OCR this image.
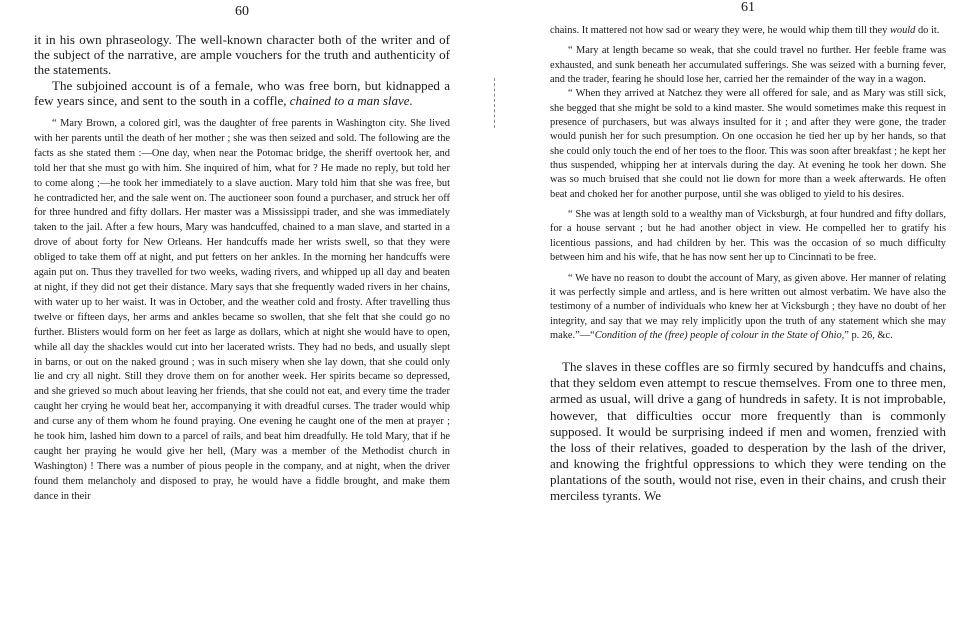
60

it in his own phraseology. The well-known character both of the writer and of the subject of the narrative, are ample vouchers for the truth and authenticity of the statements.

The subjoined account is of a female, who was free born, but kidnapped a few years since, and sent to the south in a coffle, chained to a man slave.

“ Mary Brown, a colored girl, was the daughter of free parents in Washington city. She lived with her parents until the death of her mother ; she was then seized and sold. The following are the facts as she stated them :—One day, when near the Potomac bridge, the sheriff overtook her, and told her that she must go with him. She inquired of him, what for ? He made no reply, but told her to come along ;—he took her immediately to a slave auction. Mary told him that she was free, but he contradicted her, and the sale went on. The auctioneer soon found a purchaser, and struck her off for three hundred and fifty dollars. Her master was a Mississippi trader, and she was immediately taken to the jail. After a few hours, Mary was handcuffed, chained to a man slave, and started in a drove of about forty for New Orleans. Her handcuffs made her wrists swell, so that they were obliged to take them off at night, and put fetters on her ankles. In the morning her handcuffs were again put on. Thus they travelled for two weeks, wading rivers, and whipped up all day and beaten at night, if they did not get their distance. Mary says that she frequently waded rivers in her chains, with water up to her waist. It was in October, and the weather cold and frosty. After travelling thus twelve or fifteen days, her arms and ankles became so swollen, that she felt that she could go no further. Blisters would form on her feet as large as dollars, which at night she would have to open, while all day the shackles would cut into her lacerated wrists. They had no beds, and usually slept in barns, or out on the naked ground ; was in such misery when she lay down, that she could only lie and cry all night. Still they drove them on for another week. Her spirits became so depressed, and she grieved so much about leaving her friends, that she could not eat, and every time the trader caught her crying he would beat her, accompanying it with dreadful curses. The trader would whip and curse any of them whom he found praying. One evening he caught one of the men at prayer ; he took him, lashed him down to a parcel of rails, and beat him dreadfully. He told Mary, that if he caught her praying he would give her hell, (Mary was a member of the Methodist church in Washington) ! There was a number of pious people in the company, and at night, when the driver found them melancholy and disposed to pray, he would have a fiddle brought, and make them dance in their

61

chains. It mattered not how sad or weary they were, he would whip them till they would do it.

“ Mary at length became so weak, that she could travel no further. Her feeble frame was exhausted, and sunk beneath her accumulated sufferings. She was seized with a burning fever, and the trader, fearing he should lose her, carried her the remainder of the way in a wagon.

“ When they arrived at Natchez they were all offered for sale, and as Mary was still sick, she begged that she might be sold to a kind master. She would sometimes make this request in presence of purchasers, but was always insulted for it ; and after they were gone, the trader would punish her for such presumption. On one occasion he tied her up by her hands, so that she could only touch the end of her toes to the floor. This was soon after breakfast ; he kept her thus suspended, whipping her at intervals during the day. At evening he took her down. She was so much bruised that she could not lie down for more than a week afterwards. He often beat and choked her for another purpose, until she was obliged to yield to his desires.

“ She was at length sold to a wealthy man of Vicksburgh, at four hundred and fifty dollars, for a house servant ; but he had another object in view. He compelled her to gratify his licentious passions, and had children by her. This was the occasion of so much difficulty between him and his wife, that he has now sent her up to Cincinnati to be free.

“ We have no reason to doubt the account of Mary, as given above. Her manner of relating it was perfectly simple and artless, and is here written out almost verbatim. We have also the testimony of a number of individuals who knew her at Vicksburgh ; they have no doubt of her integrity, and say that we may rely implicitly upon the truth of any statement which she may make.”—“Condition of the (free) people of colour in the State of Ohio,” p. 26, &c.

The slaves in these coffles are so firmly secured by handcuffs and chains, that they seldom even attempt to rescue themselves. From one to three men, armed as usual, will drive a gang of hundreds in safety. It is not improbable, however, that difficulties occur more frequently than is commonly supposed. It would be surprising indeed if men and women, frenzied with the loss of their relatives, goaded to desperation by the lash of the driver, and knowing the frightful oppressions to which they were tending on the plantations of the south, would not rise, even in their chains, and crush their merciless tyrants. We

────────────────

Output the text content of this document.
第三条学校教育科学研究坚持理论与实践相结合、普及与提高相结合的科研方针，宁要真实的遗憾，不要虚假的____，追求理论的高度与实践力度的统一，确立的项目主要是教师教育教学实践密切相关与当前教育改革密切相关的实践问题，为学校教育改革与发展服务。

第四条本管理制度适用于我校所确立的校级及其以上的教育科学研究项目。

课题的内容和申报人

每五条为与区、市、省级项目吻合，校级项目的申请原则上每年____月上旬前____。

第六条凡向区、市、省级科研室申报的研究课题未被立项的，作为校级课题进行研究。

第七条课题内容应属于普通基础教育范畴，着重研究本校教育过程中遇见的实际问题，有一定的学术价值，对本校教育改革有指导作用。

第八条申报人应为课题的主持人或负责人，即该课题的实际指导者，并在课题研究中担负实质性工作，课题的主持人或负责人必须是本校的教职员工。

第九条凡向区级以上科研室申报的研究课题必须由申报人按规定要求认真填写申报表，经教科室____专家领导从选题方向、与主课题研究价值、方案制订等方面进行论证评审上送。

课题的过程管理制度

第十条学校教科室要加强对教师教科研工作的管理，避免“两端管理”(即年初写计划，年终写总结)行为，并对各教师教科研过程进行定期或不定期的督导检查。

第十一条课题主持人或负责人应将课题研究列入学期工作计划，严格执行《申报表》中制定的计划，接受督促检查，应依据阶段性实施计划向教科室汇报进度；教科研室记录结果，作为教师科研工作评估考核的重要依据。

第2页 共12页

────────────────

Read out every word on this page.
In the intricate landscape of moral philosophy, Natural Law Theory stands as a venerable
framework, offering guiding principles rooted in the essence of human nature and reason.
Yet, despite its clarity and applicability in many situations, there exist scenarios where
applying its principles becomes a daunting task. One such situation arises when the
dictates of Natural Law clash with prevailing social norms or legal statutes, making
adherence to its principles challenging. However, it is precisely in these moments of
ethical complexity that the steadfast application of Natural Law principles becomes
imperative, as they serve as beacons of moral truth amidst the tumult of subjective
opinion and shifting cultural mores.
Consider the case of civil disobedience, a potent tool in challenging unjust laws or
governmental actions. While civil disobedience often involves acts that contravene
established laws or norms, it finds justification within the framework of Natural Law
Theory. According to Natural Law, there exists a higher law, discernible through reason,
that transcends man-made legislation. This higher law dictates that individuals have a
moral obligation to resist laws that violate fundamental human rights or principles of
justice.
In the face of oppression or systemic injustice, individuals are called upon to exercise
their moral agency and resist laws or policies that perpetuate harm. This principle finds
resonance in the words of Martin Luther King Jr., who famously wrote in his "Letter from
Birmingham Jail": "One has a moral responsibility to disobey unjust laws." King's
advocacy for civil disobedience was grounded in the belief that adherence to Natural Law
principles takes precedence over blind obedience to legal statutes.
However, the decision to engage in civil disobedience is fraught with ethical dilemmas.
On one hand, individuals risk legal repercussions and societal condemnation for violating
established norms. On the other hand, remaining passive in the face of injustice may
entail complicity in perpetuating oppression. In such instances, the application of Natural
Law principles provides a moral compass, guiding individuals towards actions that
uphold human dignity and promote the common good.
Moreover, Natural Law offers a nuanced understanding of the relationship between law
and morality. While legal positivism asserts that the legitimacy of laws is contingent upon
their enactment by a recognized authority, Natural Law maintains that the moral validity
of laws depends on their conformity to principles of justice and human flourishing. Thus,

────────────────

Select every line above that contains the word "length", and copy it.

▶ _Answer_
“ Mary at length became so weak, that she could travel no further. Her feeble frame was exhausted, and sunk beneath her accumulated sufferings. She was seized with a burning fever, and the trader, fearing he should lose her, carried her the remainder of the way in a wagon.
“ She was at length sold to a wealthy man of Vicksburgh, at four hundred and fifty dollars, for a house servant ; but he had another object in view. He compelled her to gratify his licentious passions, and had children by her. This was the occasion of so much difficulty between him and his wife, that he has now sent her up to Cincinnati to be free.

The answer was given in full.